▸ Data for this task:
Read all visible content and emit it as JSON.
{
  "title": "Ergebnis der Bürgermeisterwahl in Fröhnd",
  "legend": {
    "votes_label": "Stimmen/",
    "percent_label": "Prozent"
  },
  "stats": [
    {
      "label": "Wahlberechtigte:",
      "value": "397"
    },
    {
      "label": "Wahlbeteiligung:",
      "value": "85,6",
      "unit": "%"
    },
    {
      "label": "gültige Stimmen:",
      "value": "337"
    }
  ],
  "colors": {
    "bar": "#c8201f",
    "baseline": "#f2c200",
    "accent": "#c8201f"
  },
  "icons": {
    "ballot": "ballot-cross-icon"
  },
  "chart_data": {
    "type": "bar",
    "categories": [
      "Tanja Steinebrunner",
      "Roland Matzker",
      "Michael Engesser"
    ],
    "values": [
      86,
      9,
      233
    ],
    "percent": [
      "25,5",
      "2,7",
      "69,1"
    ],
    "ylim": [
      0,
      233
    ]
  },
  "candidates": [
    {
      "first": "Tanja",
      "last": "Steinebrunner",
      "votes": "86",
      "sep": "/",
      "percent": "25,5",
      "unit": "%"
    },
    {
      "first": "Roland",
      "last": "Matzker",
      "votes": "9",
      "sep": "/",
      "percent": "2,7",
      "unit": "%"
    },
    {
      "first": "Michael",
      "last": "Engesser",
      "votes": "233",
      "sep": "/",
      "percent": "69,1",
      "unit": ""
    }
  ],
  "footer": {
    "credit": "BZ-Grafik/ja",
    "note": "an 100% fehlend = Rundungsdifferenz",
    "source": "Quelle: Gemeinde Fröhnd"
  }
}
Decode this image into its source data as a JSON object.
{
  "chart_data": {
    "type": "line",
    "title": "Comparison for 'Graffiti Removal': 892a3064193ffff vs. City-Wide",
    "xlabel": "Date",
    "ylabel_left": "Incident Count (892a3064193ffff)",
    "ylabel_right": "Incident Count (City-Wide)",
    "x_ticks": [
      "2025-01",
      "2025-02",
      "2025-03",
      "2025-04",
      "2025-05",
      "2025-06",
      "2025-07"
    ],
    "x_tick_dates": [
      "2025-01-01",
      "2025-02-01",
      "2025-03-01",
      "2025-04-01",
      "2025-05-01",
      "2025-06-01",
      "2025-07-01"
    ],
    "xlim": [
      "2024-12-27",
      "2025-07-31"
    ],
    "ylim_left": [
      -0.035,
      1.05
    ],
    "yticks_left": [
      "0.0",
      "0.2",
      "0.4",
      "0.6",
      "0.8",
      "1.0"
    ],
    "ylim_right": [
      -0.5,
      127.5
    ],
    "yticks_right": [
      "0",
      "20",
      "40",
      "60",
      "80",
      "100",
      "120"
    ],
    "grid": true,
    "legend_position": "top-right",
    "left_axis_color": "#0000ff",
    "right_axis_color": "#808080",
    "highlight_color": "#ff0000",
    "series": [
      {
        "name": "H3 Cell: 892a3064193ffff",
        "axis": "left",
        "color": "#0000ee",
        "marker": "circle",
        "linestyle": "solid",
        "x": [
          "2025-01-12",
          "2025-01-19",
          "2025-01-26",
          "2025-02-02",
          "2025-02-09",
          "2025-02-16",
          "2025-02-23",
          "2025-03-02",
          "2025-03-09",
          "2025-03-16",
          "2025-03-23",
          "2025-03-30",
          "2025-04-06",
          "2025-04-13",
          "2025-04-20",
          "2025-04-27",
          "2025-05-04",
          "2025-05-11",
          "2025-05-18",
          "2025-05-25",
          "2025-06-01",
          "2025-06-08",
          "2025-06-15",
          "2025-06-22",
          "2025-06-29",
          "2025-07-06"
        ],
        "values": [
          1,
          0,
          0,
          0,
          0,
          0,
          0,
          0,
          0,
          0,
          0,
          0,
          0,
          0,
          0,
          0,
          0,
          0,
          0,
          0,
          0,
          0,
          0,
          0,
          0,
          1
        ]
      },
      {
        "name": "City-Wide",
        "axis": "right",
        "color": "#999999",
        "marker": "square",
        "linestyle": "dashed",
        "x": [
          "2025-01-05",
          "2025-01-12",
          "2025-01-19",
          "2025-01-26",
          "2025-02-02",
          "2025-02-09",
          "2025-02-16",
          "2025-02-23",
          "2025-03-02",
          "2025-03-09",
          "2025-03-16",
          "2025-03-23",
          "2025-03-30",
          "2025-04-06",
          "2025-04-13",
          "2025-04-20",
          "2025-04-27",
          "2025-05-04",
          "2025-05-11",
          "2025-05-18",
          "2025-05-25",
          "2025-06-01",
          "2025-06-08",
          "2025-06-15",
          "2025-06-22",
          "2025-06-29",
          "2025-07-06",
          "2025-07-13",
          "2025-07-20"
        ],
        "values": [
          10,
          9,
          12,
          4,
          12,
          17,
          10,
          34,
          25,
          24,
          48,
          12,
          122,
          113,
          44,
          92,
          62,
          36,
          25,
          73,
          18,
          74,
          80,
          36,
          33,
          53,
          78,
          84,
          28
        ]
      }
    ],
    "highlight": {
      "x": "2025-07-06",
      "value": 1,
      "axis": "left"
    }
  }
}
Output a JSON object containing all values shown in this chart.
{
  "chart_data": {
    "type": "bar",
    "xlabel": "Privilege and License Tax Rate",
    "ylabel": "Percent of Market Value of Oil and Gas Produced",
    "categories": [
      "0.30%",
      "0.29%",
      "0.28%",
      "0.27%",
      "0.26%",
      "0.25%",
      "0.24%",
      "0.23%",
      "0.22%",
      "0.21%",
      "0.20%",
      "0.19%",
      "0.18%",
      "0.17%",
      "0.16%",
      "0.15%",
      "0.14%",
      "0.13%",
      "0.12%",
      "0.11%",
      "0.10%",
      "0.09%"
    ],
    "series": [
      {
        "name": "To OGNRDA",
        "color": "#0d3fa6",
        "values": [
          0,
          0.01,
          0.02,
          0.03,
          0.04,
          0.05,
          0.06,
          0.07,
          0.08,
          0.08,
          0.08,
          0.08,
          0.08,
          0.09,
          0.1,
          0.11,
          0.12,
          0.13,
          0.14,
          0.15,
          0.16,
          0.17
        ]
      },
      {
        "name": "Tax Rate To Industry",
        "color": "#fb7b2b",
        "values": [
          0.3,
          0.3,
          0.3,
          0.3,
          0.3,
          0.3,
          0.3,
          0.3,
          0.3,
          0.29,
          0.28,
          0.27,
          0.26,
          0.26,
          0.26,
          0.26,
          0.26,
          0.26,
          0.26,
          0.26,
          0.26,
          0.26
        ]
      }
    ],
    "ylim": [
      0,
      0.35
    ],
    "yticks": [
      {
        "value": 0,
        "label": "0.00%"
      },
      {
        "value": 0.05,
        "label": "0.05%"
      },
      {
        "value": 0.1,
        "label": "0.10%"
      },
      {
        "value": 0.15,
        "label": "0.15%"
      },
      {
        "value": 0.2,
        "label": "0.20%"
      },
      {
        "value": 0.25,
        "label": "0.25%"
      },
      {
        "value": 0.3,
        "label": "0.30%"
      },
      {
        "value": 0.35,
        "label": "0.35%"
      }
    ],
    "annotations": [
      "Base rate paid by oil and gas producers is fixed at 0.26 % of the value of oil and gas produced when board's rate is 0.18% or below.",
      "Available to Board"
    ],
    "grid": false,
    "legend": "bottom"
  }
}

▸ Exercise prompt: Retype the whole listing above exactly.

▸ Solution to this task:
Read all visible content and emit it as JSON.
{
  "title": "Ergebnis der Bürgermeisterwahl in Fröhnd",
  "legend": {
    "votes_label": "Stimmen/",
    "percent_label": "Prozent"
  },
  "stats": [
    {
      "label": "Wahlberechtigte:",
      "value": "397"
    },
    {
      "label": "Wahlbeteiligung:",
      "value": "85,6",
      "unit": "%"
    },
    {
      "label": "gültige Stimmen:",
      "value": "337"
    }
  ],
  "colors": {
    "bar": "#c8201f",
    "baseline": "#f2c200",
    "accent": "#c8201f"
  },
  "icons": {
    "ballot": "ballot-cross-icon"
  },
  "chart_data": {
    "type": "bar",
    "categories": [
      "Tanja Steinebrunner",
      "Roland Matzker",
      "Michael Engesser"
    ],
    "values": [
      86,
      9,
      233
    ],
    "percent": [
      "25,5",
      "2,7",
      "69,1"
    ],
    "ylim": [
      0,
      233
    ]
  },
  "candidates": [
    {
      "first": "Tanja",
      "last": "Steinebrunner",
      "votes": "86",
      "sep": "/",
      "percent": "25,5",
      "unit": "%"
    },
    {
      "first": "Roland",
      "last": "Matzker",
      "votes": "9",
      "sep": "/",
      "percent": "2,7",
      "unit": "%"
    },
    {
      "first": "Michael",
      "last": "Engesser",
      "votes": "233",
      "sep": "/",
      "percent": "69,1",
      "unit": ""
    }
  ],
  "footer": {
    "credit": "BZ-Grafik/ja",
    "note": "an 100% fehlend = Rundungsdifferenz",
    "source": "Quelle: Gemeinde Fröhnd"
  }
}
Decode this image into its source data as a JSON object.
{
  "chart_data": {
    "type": "line",
    "title": "Comparison for 'Graffiti Removal': 892a3064193ffff vs. City-Wide",
    "xlabel": "Date",
    "ylabel_left": "Incident Count (892a3064193ffff)",
    "ylabel_right": "Incident Count (City-Wide)",
    "x_ticks": [
      "2025-01",
      "2025-02",
      "2025-03",
      "2025-04",
      "2025-05",
      "2025-06",
      "2025-07"
    ],
    "x_tick_dates": [
      "2025-01-01",
      "2025-02-01",
      "2025-03-01",
      "2025-04-01",
      "2025-05-01",
      "2025-06-01",
      "2025-07-01"
    ],
    "xlim": [
      "2024-12-27",
      "2025-07-31"
    ],
    "ylim_left": [
      -0.035,
      1.05
    ],
    "yticks_left": [
      "0.0",
      "0.2",
      "0.4",
      "0.6",
      "0.8",
      "1.0"
    ],
    "ylim_right": [
      -0.5,
      127.5
    ],
    "yticks_right": [
      "0",
      "20",
      "40",
      "60",
      "80",
      "100",
      "120"
    ],
    "grid": true,
    "legend_position": "top-right",
    "left_axis_color": "#0000ff",
    "right_axis_color": "#808080",
    "highlight_color": "#ff0000",
    "series": [
      {
        "name": "H3 Cell: 892a3064193ffff",
        "axis": "left",
        "color": "#0000ee",
        "marker": "circle",
        "linestyle": "solid",
        "x": [
          "2025-01-12",
          "2025-01-19",
          "2025-01-26",
          "2025-02-02",
          "2025-02-09",
          "2025-02-16",
          "2025-02-23",
          "2025-03-02",
          "2025-03-09",
          "2025-03-16",
          "2025-03-23",
          "2025-03-30",
          "2025-04-06",
          "2025-04-13",
          "2025-04-20",
          "2025-04-27",
          "2025-05-04",
          "2025-05-11",
          "2025-05-18",
          "2025-05-25",
          "2025-06-01",
          "2025-06-08",
          "2025-06-15",
          "2025-06-22",
          "2025-06-29",
          "2025-07-06"
        ],
        "values": [
          1,
          0,
          0,
          0,
          0,
          0,
          0,
          0,
          0,
          0,
          0,
          0,
          0,
          0,
          0,
          0,
          0,
          0,
          0,
          0,
          0,
          0,
          0,
          0,
          0,
          1
        ]
      },
      {
        "name": "City-Wide",
        "axis": "right",
        "color": "#999999",
        "marker": "square",
        "linestyle": "dashed",
        "x": [
          "2025-01-05",
          "2025-01-12",
          "2025-01-19",
          "2025-01-26",
          "2025-02-02",
          "2025-02-09",
          "2025-02-16",
          "2025-02-23",
          "2025-03-02",
          "2025-03-09",
          "2025-03-16",
          "2025-03-23",
          "2025-03-30",
          "2025-04-06",
          "2025-04-13",
          "2025-04-20",
          "2025-04-27",
          "2025-05-04",
          "2025-05-11",
          "2025-05-18",
          "2025-05-25",
          "2025-06-01",
          "2025-06-08",
          "2025-06-15",
          "2025-06-22",
          "2025-06-29",
          "2025-07-06",
          "2025-07-13",
          "2025-07-20"
        ],
        "values": [
          10,
          9,
          12,
          4,
          12,
          17,
          10,
          34,
          25,
          24,
          48,
          12,
          122,
          113,
          44,
          92,
          62,
          36,
          25,
          73,
          18,
          74,
          80,
          36,
          33,
          53,
          78,
          84,
          28
        ]
      }
    ],
    "highlight": {
      "x": "2025-07-06",
      "value": 1,
      "axis": "left"
    }
  }
}
Output a JSON object containing all values shown in this chart.
{
  "chart_data": {
    "type": "bar",
    "xlabel": "Privilege and License Tax Rate",
    "ylabel": "Percent of Market Value of Oil and Gas Produced",
    "categories": [
      "0.30%",
      "0.29%",
      "0.28%",
      "0.27%",
      "0.26%",
      "0.25%",
      "0.24%",
      "0.23%",
      "0.22%",
      "0.21%",
      "0.20%",
      "0.19%",
      "0.18%",
      "0.17%",
      "0.16%",
      "0.15%",
      "0.14%",
      "0.13%",
      "0.12%",
      "0.11%",
      "0.10%",
      "0.09%"
    ],
    "series": [
      {
        "name": "To OGNRDA",
        "color": "#0d3fa6",
        "values": [
          0,
          0.01,
          0.02,
          0.03,
          0.04,
          0.05,
          0.06,
          0.07,
          0.08,
          0.08,
          0.08,
          0.08,
          0.08,
          0.09,
          0.1,
          0.11,
          0.12,
          0.13,
          0.14,
          0.15,
          0.16,
          0.17
        ]
      },
      {
        "name": "Tax Rate To Industry",
        "color": "#fb7b2b",
        "values": [
          0.3,
          0.3,
          0.3,
          0.3,
          0.3,
          0.3,
          0.3,
          0.3,
          0.3,
          0.29,
          0.28,
          0.27,
          0.26,
          0.26,
          0.26,
          0.26,
          0.26,
          0.26,
          0.26,
          0.26,
          0.26,
          0.26
        ]
      }
    ],
    "ylim": [
      0,
      0.35
    ],
    "yticks": [
      {
        "value": 0,
        "label": "0.00%"
      },
      {
        "value": 0.05,
        "label": "0.05%"
      },
      {
        "value": 0.1,
        "label": "0.10%"
      },
      {
        "value": 0.15,
        "label": "0.15%"
      },
      {
        "value": 0.2,
        "label": "0.20%"
      },
      {
        "value": 0.25,
        "label": "0.25%"
      },
      {
        "value": 0.3,
        "label": "0.30%"
      },
      {
        "value": 0.35,
        "label": "0.35%"
      }
    ],
    "annotations": [
      "Base rate paid by oil and gas producers is fixed at 0.26 % of the value of oil and gas produced when board's rate is 0.18% or below.",
      "Available to Board"
    ],
    "grid": false,
    "legend": "bottom"
  }
}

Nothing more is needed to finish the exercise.